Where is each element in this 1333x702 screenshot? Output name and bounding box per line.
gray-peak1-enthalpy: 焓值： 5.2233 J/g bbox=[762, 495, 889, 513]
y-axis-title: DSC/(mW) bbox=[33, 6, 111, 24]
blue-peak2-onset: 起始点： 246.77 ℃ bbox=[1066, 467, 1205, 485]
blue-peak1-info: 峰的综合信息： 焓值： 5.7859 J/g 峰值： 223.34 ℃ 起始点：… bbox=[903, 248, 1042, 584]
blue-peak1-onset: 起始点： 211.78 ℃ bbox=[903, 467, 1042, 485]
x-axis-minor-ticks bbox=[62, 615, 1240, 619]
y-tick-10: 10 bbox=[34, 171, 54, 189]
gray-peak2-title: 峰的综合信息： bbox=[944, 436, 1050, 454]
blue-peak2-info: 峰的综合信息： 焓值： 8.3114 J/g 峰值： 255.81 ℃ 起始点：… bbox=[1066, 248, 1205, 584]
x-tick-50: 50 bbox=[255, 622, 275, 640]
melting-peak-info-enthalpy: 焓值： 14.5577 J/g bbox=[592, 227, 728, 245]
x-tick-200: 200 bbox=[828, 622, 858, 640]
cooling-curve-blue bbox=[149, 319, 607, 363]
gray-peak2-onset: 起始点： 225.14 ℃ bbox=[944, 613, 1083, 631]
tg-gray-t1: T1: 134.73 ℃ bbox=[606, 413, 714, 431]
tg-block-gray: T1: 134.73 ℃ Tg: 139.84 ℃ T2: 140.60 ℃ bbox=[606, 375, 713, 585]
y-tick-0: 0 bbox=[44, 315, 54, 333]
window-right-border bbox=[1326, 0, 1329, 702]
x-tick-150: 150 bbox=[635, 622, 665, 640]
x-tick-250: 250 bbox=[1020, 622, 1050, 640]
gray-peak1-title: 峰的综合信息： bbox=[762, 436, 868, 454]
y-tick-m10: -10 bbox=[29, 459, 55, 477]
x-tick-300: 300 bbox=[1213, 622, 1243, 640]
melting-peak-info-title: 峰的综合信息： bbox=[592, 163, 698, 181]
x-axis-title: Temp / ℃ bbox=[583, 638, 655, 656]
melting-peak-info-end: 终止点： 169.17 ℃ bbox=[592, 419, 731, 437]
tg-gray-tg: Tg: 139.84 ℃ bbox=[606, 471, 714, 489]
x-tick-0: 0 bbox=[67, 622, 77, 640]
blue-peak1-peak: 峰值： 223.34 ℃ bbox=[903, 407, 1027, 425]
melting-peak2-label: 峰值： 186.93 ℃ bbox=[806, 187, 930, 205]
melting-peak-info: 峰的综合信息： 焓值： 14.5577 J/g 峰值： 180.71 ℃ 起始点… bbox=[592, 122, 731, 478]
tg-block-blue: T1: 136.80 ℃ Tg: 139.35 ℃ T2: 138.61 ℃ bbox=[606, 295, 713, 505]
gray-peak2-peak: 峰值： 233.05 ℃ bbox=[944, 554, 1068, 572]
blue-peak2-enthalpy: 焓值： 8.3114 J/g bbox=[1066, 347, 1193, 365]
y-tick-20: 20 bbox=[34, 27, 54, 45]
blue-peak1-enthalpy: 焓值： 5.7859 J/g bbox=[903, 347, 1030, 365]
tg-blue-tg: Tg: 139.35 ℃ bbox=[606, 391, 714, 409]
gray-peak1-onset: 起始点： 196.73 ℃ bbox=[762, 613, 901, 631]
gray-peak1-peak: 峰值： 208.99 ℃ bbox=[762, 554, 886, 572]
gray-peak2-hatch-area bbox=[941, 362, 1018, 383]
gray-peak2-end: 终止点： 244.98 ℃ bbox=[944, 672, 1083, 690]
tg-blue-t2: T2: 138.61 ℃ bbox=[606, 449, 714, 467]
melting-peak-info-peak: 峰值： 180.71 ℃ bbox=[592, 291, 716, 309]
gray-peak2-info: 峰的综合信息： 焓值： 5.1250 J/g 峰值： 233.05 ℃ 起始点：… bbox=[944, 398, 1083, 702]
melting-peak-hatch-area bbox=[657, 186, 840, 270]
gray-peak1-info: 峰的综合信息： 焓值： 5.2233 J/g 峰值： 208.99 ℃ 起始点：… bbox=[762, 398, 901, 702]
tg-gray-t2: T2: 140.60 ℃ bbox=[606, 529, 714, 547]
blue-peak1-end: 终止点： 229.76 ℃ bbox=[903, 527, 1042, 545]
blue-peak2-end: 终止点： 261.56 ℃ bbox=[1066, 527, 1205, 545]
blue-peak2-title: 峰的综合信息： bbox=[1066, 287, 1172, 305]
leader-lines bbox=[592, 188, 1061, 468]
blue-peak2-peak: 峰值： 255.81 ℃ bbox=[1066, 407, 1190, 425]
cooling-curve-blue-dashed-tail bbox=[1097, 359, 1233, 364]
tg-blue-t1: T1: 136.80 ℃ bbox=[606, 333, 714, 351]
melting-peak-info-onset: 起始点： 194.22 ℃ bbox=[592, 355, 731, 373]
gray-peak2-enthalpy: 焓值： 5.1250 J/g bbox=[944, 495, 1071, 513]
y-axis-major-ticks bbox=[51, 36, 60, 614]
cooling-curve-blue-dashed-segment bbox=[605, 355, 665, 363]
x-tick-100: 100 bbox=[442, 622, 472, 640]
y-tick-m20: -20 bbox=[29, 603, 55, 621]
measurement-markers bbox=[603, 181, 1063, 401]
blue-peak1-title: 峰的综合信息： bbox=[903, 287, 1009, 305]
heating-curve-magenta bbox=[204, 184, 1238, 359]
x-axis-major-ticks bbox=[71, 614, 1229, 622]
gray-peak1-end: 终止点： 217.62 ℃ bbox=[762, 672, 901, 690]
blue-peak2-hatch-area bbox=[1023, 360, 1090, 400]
————
■ Challenge
Repeat all of the records above verbatim, in the same order and with one record per line.

■ Result for this task
Where is each element in this 1333x702 screenshot? Output name and bounding box per line.
gray-peak1-enthalpy: 焓值： 5.2233 J/g bbox=[762, 495, 889, 513]
y-axis-title: DSC/(mW) bbox=[33, 6, 111, 24]
blue-peak2-onset: 起始点： 246.77 ℃ bbox=[1066, 467, 1205, 485]
blue-peak1-info: 峰的综合信息： 焓值： 5.7859 J/g 峰值： 223.34 ℃ 起始点：… bbox=[903, 248, 1042, 584]
blue-peak1-onset: 起始点： 211.78 ℃ bbox=[903, 467, 1042, 485]
x-axis-minor-ticks bbox=[62, 615, 1240, 619]
y-tick-10: 10 bbox=[34, 171, 54, 189]
gray-peak2-title: 峰的综合信息： bbox=[944, 436, 1050, 454]
blue-peak2-info: 峰的综合信息： 焓值： 8.3114 J/g 峰值： 255.81 ℃ 起始点：… bbox=[1066, 248, 1205, 584]
x-tick-50: 50 bbox=[255, 622, 275, 640]
melting-peak-info-enthalpy: 焓值： 14.5577 J/g bbox=[592, 227, 728, 245]
x-tick-200: 200 bbox=[828, 622, 858, 640]
cooling-curve-blue bbox=[149, 319, 607, 363]
gray-peak2-onset: 起始点： 225.14 ℃ bbox=[944, 613, 1083, 631]
tg-gray-t1: T1: 134.73 ℃ bbox=[606, 413, 714, 431]
tg-block-gray: T1: 134.73 ℃ Tg: 139.84 ℃ T2: 140.60 ℃ bbox=[606, 375, 713, 585]
y-tick-0: 0 bbox=[44, 315, 54, 333]
window-right-border bbox=[1326, 0, 1329, 702]
x-tick-150: 150 bbox=[635, 622, 665, 640]
x-tick-250: 250 bbox=[1020, 622, 1050, 640]
gray-peak1-title: 峰的综合信息： bbox=[762, 436, 868, 454]
y-tick-m10: -10 bbox=[29, 459, 55, 477]
x-tick-300: 300 bbox=[1213, 622, 1243, 640]
melting-peak-info-title: 峰的综合信息： bbox=[592, 163, 698, 181]
x-axis-title: Temp / ℃ bbox=[583, 638, 655, 656]
melting-peak-info-end: 终止点： 169.17 ℃ bbox=[592, 419, 731, 437]
tg-gray-tg: Tg: 139.84 ℃ bbox=[606, 471, 714, 489]
x-tick-0: 0 bbox=[67, 622, 77, 640]
blue-peak1-peak: 峰值： 223.34 ℃ bbox=[903, 407, 1027, 425]
melting-peak2-label: 峰值： 186.93 ℃ bbox=[806, 187, 930, 205]
melting-peak-info: 峰的综合信息： 焓值： 14.5577 J/g 峰值： 180.71 ℃ 起始点… bbox=[592, 122, 731, 478]
tg-block-blue: T1: 136.80 ℃ Tg: 139.35 ℃ T2: 138.61 ℃ bbox=[606, 295, 713, 505]
gray-peak2-peak: 峰值： 233.05 ℃ bbox=[944, 554, 1068, 572]
blue-peak2-enthalpy: 焓值： 8.3114 J/g bbox=[1066, 347, 1193, 365]
y-tick-20: 20 bbox=[34, 27, 54, 45]
blue-peak1-enthalpy: 焓值： 5.7859 J/g bbox=[903, 347, 1030, 365]
tg-blue-tg: Tg: 139.35 ℃ bbox=[606, 391, 714, 409]
gray-peak1-onset: 起始点： 196.73 ℃ bbox=[762, 613, 901, 631]
gray-peak1-peak: 峰值： 208.99 ℃ bbox=[762, 554, 886, 572]
gray-peak2-hatch-area bbox=[941, 362, 1018, 383]
gray-peak2-end: 终止点： 244.98 ℃ bbox=[944, 672, 1083, 690]
tg-blue-t2: T2: 138.61 ℃ bbox=[606, 449, 714, 467]
melting-peak-info-peak: 峰值： 180.71 ℃ bbox=[592, 291, 716, 309]
gray-peak2-info: 峰的综合信息： 焓值： 5.1250 J/g 峰值： 233.05 ℃ 起始点：… bbox=[944, 398, 1083, 702]
melting-peak-hatch-area bbox=[657, 186, 840, 270]
gray-peak1-info: 峰的综合信息： 焓值： 5.2233 J/g 峰值： 208.99 ℃ 起始点：… bbox=[762, 398, 901, 702]
tg-gray-t2: T2: 140.60 ℃ bbox=[606, 529, 714, 547]
blue-peak1-end: 终止点： 229.76 ℃ bbox=[903, 527, 1042, 545]
blue-peak2-end: 终止点： 261.56 ℃ bbox=[1066, 527, 1205, 545]
blue-peak2-title: 峰的综合信息： bbox=[1066, 287, 1172, 305]
leader-lines bbox=[592, 188, 1061, 468]
blue-peak2-peak: 峰值： 255.81 ℃ bbox=[1066, 407, 1190, 425]
cooling-curve-blue-dashed-tail bbox=[1097, 359, 1233, 364]
tg-blue-t1: T1: 136.80 ℃ bbox=[606, 333, 714, 351]
melting-peak-info-onset: 起始点： 194.22 ℃ bbox=[592, 355, 731, 373]
gray-peak2-enthalpy: 焓值： 5.1250 J/g bbox=[944, 495, 1071, 513]
y-axis-major-ticks bbox=[51, 36, 60, 614]
cooling-curve-blue-dashed-segment bbox=[605, 355, 665, 363]
x-tick-100: 100 bbox=[442, 622, 472, 640]
y-tick-m20: -20 bbox=[29, 603, 55, 621]
measurement-markers bbox=[603, 181, 1063, 401]
blue-peak1-title: 峰的综合信息： bbox=[903, 287, 1009, 305]
heating-curve-magenta bbox=[204, 184, 1238, 359]
x-axis-major-ticks bbox=[71, 614, 1229, 622]
gray-peak1-end: 终止点： 217.62 ℃ bbox=[762, 672, 901, 690]
blue-peak2-hatch-area bbox=[1023, 360, 1090, 400]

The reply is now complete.